* Exercise goal *
Switch every "x-tick-label" to "x-axis-tick" in the listing lines between the one holding "y-tick-label: -60: [64, 231, 80, 242]" and the one holding "I need the location", inclusive, and output only those lines with nothing else changed.
┌────────
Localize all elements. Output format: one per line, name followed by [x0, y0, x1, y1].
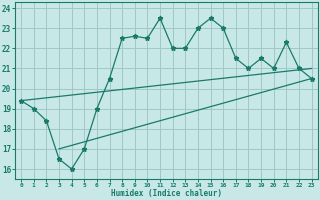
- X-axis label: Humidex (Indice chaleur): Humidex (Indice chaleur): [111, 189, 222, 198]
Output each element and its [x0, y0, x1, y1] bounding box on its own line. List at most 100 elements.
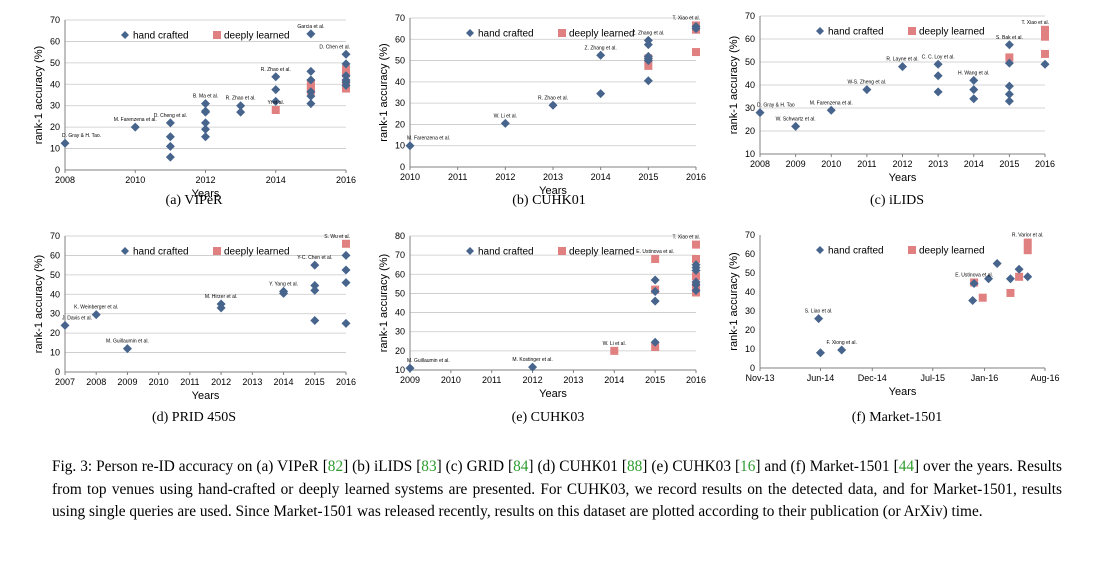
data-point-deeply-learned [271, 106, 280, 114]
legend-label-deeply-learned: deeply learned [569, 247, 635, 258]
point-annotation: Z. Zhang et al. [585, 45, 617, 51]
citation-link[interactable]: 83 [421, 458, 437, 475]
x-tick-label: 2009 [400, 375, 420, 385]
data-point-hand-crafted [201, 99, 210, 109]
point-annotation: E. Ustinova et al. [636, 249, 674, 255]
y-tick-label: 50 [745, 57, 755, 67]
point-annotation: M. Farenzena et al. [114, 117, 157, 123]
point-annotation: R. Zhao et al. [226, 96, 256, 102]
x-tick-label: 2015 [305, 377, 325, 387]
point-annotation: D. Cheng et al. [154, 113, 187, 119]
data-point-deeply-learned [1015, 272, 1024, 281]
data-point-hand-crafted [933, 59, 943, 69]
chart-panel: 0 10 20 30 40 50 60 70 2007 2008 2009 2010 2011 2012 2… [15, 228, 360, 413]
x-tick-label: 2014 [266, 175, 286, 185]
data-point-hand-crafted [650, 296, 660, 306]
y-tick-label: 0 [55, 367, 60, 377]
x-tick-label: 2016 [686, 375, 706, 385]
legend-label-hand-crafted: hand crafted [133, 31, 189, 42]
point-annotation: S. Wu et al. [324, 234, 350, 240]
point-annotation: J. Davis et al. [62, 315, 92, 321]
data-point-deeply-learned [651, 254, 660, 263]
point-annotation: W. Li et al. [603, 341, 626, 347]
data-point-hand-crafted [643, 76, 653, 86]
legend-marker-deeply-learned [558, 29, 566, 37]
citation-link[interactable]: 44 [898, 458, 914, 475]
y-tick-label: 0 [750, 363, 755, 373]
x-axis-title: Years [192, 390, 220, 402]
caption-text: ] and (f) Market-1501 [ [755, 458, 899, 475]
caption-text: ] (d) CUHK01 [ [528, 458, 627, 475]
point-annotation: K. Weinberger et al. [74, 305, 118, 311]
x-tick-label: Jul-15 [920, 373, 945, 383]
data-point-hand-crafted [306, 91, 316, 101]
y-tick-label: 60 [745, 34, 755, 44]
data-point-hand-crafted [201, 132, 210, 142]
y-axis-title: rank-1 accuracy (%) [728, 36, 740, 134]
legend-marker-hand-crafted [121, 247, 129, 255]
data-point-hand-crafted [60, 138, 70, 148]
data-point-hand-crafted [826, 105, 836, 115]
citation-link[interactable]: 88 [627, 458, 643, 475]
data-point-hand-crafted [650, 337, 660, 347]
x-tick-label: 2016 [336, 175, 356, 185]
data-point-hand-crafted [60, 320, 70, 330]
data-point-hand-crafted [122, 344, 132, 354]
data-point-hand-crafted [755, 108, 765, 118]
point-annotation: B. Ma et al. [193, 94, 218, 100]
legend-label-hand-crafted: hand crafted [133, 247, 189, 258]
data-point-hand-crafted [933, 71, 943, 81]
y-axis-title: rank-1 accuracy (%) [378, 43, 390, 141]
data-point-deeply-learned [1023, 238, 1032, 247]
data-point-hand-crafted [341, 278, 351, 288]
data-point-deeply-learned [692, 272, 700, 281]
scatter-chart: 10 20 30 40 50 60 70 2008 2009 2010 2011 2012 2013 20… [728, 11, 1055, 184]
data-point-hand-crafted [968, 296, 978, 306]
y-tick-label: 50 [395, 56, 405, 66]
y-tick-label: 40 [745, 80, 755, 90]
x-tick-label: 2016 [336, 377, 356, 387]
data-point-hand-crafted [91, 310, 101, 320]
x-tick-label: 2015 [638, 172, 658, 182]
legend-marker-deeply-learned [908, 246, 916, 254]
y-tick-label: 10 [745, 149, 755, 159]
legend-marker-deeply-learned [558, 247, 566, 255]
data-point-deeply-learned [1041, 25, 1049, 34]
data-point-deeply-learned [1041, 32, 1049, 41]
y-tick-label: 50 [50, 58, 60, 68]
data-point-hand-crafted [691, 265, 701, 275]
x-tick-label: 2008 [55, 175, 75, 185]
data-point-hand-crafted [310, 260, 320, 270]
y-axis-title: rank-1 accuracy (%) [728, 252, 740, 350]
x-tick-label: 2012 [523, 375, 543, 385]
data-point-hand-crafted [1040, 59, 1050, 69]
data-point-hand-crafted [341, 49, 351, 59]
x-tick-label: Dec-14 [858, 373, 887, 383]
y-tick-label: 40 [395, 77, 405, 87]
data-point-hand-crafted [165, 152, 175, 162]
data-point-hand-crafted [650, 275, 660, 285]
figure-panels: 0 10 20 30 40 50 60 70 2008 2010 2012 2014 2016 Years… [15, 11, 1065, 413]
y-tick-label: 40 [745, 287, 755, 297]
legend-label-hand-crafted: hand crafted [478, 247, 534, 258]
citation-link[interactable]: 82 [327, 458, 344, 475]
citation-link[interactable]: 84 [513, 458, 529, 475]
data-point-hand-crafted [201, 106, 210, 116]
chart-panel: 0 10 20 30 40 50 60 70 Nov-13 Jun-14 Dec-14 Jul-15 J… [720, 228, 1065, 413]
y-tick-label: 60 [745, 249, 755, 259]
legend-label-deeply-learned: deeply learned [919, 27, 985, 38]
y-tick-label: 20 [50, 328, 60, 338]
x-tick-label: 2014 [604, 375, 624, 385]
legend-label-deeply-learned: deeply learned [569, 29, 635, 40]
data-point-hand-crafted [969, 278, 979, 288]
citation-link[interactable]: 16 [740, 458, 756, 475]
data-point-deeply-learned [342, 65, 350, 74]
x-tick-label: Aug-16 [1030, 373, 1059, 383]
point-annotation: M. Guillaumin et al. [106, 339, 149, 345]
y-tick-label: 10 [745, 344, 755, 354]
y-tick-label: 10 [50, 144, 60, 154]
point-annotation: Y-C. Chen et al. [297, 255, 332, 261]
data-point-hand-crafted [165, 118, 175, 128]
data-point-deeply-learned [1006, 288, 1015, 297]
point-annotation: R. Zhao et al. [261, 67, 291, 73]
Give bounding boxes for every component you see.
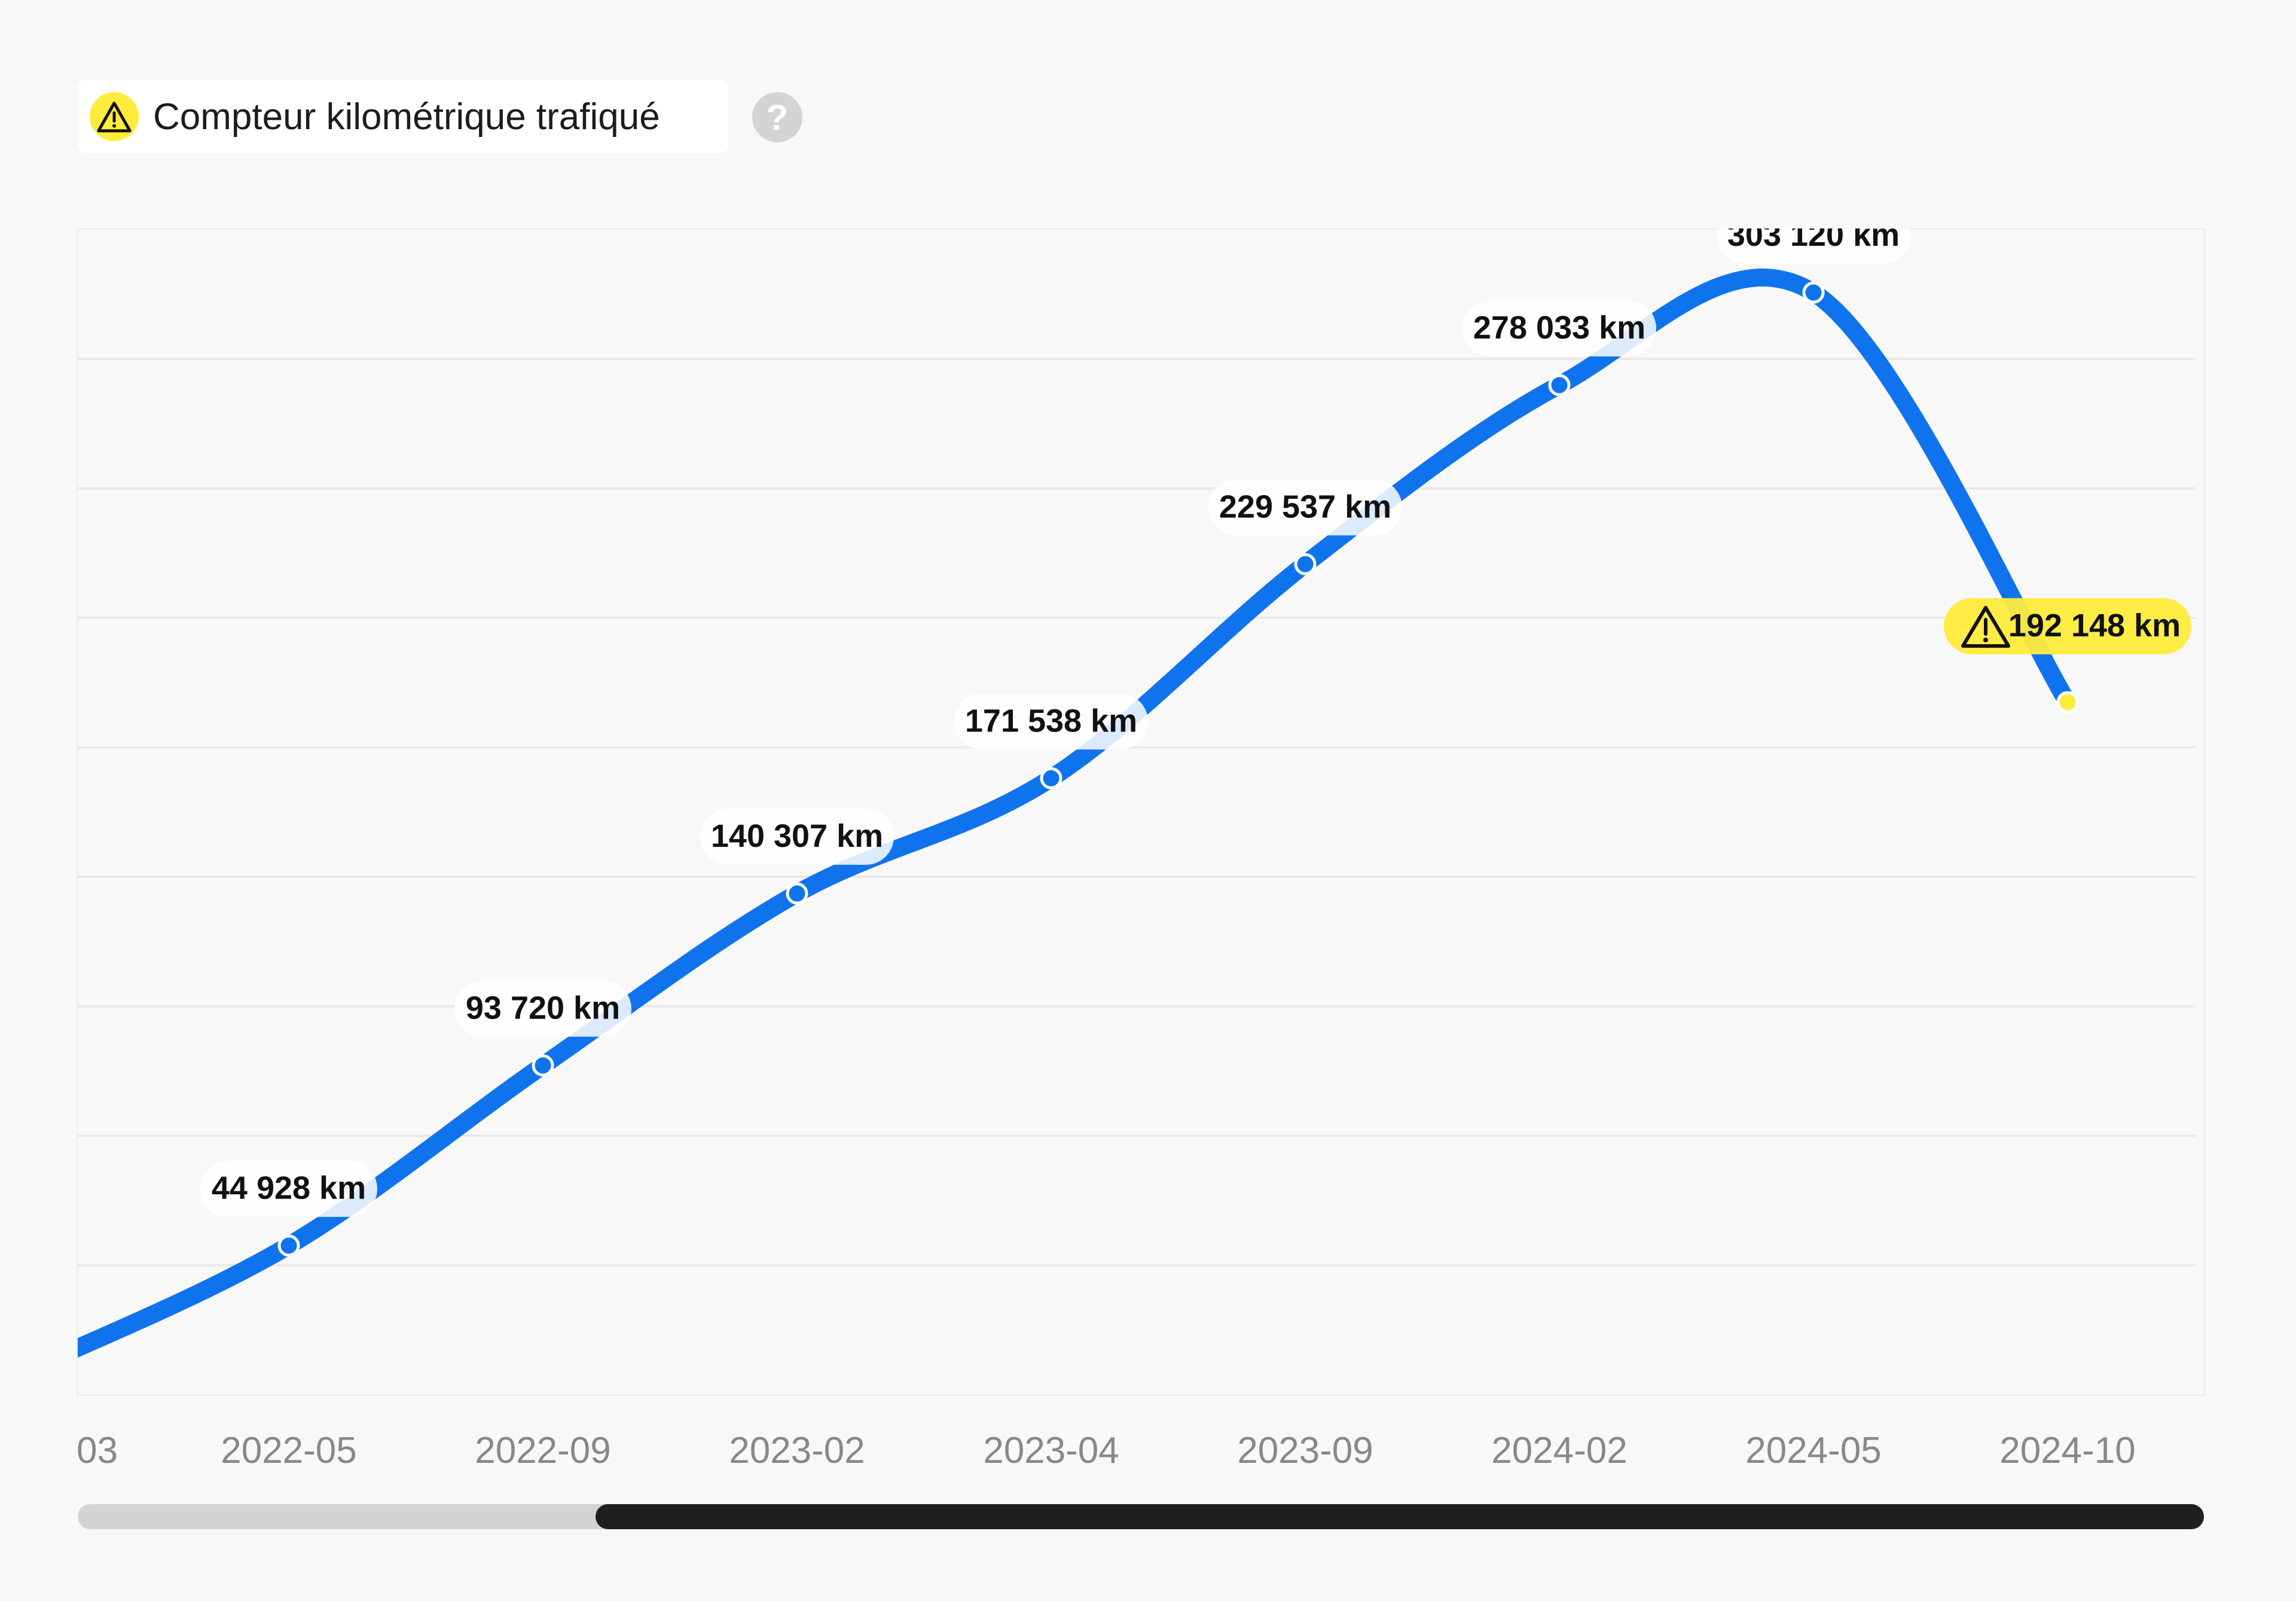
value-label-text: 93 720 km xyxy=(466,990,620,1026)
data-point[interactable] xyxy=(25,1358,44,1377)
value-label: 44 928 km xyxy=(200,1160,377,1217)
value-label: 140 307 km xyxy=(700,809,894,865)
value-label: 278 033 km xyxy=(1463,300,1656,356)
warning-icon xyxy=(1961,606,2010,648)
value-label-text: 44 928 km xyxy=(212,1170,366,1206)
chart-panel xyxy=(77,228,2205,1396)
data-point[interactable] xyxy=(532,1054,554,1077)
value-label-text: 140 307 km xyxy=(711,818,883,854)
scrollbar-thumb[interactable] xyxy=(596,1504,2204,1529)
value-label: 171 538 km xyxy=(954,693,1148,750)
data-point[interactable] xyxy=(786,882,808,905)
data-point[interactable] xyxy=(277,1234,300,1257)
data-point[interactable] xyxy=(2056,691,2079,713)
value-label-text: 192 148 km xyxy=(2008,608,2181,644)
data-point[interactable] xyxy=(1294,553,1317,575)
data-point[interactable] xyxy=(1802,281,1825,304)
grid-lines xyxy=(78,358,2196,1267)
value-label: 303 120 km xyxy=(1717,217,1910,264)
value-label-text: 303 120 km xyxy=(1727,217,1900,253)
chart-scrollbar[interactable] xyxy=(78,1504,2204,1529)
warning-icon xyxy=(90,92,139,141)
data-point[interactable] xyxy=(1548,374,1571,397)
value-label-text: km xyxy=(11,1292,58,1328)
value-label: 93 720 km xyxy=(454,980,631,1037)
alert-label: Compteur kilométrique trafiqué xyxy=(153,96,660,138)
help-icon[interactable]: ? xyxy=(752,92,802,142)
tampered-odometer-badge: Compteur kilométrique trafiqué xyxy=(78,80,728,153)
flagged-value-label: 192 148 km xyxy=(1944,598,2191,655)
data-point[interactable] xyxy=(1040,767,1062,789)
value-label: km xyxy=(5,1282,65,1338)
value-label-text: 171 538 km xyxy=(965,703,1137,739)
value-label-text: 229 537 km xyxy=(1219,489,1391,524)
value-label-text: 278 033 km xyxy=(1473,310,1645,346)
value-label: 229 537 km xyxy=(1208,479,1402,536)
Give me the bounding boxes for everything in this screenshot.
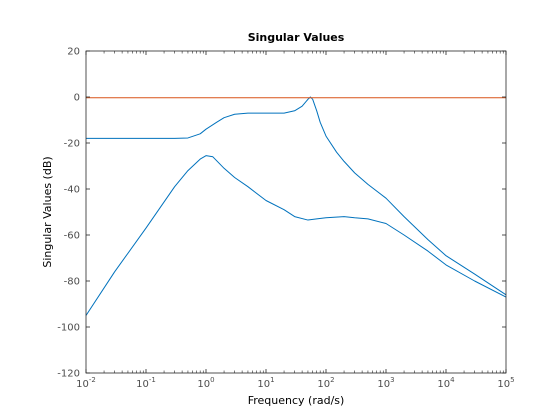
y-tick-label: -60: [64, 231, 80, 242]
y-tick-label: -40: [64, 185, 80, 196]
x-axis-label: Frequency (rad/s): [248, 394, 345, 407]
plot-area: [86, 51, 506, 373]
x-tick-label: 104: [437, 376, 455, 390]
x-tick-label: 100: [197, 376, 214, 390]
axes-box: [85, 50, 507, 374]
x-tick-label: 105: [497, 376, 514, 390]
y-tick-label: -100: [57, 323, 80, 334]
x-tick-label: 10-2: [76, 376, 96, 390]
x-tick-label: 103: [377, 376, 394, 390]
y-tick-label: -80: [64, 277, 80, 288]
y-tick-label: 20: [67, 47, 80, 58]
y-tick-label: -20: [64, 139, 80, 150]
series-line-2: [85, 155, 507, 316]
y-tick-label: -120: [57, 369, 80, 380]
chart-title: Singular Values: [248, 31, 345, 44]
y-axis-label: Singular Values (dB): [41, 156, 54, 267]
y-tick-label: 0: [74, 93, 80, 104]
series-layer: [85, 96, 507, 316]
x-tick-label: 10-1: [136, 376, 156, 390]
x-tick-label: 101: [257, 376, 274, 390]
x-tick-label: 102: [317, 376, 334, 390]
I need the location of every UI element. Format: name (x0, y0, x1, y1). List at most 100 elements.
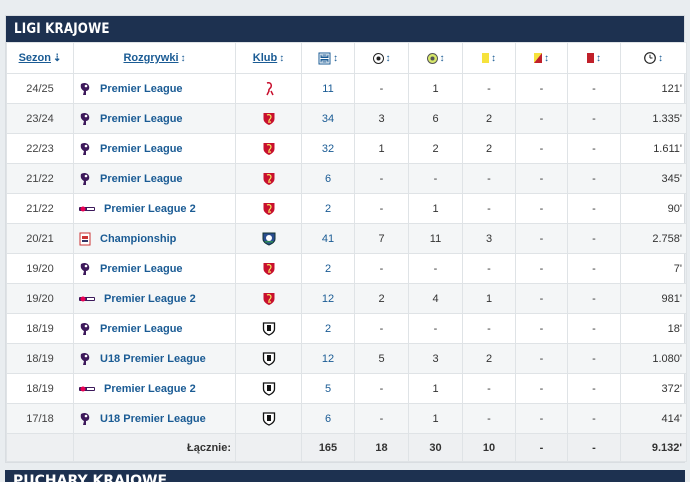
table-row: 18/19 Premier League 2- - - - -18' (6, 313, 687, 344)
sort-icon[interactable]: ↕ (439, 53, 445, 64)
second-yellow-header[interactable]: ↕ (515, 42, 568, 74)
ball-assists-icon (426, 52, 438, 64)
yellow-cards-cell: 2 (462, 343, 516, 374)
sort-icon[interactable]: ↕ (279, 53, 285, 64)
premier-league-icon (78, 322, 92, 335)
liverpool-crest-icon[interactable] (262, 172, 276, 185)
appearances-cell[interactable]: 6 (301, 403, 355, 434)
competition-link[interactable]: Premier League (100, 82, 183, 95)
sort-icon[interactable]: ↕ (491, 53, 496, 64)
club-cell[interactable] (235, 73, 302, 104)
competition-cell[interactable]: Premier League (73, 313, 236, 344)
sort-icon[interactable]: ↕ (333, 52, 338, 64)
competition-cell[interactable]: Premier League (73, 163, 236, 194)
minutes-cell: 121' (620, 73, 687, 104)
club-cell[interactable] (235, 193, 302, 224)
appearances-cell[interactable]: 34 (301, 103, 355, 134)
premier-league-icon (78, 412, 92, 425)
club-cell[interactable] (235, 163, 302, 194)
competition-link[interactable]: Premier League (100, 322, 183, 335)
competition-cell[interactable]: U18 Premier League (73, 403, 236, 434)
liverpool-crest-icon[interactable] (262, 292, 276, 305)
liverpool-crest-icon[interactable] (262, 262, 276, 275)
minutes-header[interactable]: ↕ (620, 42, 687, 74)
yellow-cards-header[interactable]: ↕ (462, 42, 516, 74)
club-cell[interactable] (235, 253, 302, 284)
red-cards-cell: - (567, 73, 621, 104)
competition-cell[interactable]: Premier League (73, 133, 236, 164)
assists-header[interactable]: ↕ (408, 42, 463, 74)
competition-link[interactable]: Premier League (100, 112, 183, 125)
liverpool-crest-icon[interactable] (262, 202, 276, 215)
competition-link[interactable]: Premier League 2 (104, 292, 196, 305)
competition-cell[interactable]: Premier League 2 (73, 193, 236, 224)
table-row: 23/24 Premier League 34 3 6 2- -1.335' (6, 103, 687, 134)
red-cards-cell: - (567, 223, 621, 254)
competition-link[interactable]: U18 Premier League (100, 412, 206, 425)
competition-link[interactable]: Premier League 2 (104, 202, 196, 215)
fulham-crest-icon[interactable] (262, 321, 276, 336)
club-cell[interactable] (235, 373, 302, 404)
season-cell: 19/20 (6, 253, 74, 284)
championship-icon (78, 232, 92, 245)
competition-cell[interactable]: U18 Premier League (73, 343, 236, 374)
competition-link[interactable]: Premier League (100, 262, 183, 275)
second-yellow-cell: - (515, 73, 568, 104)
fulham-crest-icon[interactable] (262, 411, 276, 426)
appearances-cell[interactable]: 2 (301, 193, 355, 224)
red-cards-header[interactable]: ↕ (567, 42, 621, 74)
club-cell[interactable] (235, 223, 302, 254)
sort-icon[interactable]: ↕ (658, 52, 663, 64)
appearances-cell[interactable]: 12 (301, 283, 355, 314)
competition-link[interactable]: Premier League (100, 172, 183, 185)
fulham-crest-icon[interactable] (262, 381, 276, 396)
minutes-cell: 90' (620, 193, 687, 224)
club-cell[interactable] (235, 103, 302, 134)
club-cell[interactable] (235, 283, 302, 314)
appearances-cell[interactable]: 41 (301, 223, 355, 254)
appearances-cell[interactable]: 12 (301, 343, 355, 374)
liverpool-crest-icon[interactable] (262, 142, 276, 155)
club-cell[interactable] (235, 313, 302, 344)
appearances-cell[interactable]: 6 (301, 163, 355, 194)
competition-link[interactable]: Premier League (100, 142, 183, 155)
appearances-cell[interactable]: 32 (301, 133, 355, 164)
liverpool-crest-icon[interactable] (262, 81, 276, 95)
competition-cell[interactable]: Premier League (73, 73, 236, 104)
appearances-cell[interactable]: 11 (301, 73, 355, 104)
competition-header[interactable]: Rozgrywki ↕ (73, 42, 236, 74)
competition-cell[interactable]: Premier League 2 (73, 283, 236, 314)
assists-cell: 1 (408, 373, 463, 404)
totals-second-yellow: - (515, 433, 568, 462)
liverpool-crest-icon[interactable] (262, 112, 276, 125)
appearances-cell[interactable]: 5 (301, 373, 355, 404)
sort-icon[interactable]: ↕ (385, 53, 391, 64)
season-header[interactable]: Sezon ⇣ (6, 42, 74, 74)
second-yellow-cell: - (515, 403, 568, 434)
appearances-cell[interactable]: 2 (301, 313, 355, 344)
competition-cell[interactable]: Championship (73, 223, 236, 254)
└────────
* Full response *
y-tick-label: -60: [64, 231, 80, 242]
y-tick-label: -40: [64, 185, 80, 196]
x-axis-label: Frequency (rad/s): [248, 394, 345, 407]
plot-area: [86, 51, 506, 373]
x-axis-tick: 104: [437, 376, 455, 390]
x-axis-tick: 100: [197, 376, 214, 390]
axes-box: [85, 50, 507, 374]
x-axis-tick: 105: [497, 376, 514, 390]
y-tick-label: -100: [57, 323, 80, 334]
x-axis-tick: 10-2: [76, 376, 96, 390]
x-axis-tick: 103: [377, 376, 394, 390]
y-tick-label: -80: [64, 277, 80, 288]
y-tick-label: 20: [67, 47, 80, 58]
y-tick-label: -20: [64, 139, 80, 150]
series-line-2: [85, 155, 507, 316]
y-tick-label: -120: [57, 369, 80, 380]
chart-title: Singular Values: [248, 31, 345, 44]
y-axis-label: Singular Values (dB): [41, 156, 54, 267]
y-tick-label: 0: [74, 93, 80, 104]
series-layer: [85, 96, 507, 316]
x-axis-tick: 10-1: [136, 376, 156, 390]
x-axis-tick: 101: [257, 376, 274, 390]
x-axis-tick: 102: [317, 376, 334, 390]
I need the location of every UI element. Format: name (x0, y0, x1, y1). List at most 100 elements.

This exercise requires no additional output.